## REQUIREMENT
Find all lines in the listing that include the word "lexical", then copy them.

## RECORDS SUPPLIED

============

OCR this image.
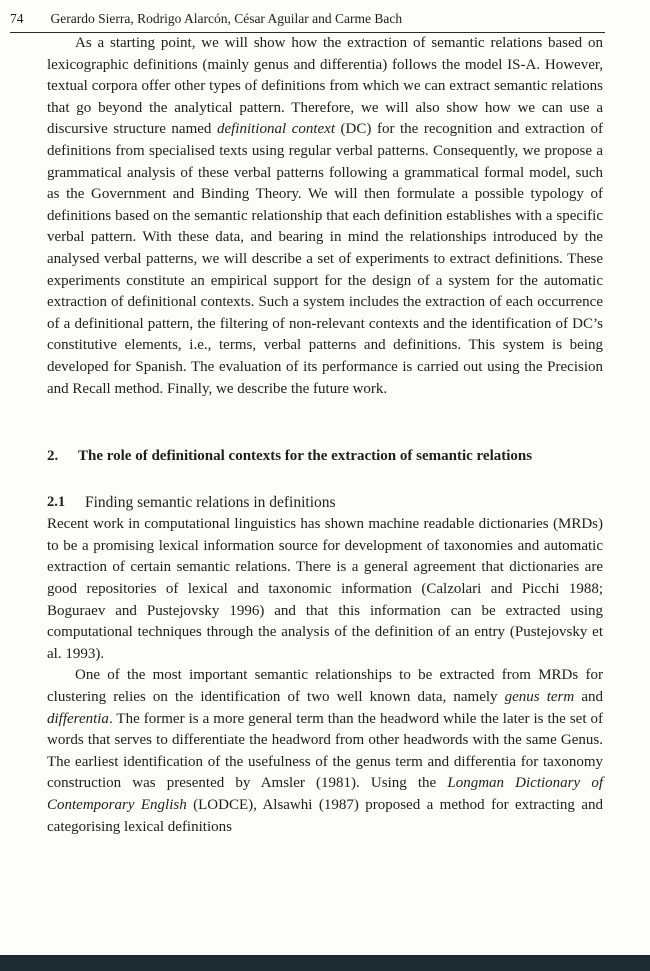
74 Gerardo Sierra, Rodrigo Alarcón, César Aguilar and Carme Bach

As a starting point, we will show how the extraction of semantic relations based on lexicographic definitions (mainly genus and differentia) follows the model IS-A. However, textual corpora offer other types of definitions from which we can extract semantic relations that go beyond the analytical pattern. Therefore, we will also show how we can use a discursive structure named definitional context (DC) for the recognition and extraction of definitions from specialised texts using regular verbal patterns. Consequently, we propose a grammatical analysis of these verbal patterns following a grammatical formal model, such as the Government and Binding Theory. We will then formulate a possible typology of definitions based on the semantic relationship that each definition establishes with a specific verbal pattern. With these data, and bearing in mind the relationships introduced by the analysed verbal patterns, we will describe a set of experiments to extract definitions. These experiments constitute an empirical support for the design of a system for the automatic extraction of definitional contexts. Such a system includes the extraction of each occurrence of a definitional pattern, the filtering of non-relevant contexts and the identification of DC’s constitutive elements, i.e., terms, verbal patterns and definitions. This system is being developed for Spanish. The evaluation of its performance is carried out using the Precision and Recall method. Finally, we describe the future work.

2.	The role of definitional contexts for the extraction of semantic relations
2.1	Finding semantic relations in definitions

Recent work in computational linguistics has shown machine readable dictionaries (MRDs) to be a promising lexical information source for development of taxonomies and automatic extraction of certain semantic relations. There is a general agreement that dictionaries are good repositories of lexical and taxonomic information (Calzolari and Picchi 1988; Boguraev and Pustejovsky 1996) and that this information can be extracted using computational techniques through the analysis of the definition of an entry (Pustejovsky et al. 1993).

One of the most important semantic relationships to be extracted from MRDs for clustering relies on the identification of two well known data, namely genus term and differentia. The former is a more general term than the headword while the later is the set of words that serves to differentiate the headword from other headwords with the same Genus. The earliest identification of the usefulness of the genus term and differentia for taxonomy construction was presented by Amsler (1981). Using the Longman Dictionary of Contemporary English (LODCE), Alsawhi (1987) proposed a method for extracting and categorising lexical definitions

============

## TASK RESULT
Recent work in computational linguistics has shown machine readable dictionaries (MRDs) to be a promising lexical information source for development of taxonomies and automatic extraction of certain semantic relations. There is a general agreement that dictionaries are good repositories of lexical and taxonomic information (Calzolari and Picchi 1988; Boguraev and Pustejovsky 1996) and that this information can be extracted using computational techniques through the analysis of the definition of an entry (Pustejovsky et al. 1993).
One of the most important semantic relationships to be extracted from MRDs for clustering relies on the identification of two well known data, namely genus term and differentia. The former is a more general term than the headword while the later is the set of words that serves to differentiate the headword from other headwords with the same Genus. The earliest identification of the usefulness of the genus term and differentia for taxonomy construction was presented by Amsler (1981). Using the Longman Dictionary of Contemporary English (LODCE), Alsawhi (1987) proposed a method for extracting and categorising lexical definitions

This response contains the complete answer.